:: INPUT FOR THIS TASK
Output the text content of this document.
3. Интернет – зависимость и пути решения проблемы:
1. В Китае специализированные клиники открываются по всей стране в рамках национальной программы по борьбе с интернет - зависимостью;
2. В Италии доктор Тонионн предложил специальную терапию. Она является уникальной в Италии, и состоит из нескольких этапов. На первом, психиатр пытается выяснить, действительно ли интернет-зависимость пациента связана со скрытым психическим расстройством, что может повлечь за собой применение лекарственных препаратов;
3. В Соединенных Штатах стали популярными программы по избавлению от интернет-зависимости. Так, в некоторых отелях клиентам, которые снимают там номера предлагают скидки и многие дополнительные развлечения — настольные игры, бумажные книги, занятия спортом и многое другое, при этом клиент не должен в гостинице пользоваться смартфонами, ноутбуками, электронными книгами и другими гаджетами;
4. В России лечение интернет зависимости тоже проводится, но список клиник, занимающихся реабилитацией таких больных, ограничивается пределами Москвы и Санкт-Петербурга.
::::
Output the listing above without altering a single character.

Output the text content of this document.
3. Интернет – зависимость и пути решения проблемы:
1. В Китае специализированные клиники открываются по всей стране в рамках национальной программы по борьбе с интернет - зависимостью;
2. В Италии доктор Тонионн предложил специальную терапию. Она является уникальной в Италии, и состоит из нескольких этапов. На первом, психиатр пытается выяснить, действительно ли интернет-зависимость пациента связана со скрытым психическим расстройством, что может повлечь за собой применение лекарственных препаратов;
3. В Соединенных Штатах стали популярными программы по избавлению от интернет-зависимости. Так, в некоторых отелях клиентам, которые снимают там номера предлагают скидки и многие дополнительные развлечения — настольные игры, бумажные книги, занятия спортом и многое другое, при этом клиент не должен в гостинице пользоваться смартфонами, ноутбуками, электронными книгами и другими гаджетами;
4. В России лечение интернет зависимости тоже проводится, но список клиник, занимающихся реабилитацией таких больных, ограничивается пределами Москвы и Санкт-Петербурга.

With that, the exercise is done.